[DATA SECTION Boundary: Start]
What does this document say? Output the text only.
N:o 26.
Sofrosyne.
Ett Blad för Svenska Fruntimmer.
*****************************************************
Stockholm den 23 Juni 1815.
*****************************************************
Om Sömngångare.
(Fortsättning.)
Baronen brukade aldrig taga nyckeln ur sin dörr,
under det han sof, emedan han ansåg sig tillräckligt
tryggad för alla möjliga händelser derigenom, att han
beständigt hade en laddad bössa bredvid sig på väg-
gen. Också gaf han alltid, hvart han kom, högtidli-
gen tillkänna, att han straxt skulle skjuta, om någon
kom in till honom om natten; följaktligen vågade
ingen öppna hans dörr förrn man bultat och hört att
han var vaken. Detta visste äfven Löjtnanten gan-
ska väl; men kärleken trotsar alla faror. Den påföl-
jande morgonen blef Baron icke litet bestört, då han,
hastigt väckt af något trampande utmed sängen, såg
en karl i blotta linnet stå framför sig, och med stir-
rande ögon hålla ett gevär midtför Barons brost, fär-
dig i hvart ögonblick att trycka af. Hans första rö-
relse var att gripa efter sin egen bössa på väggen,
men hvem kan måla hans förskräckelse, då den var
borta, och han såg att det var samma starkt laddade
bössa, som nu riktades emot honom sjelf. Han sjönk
[DATA SECTION Boundary: End]
YOUR TASK =
If a line of the records holds the word "dörr", count it; report only the total.

YOUR RESPONSE =
2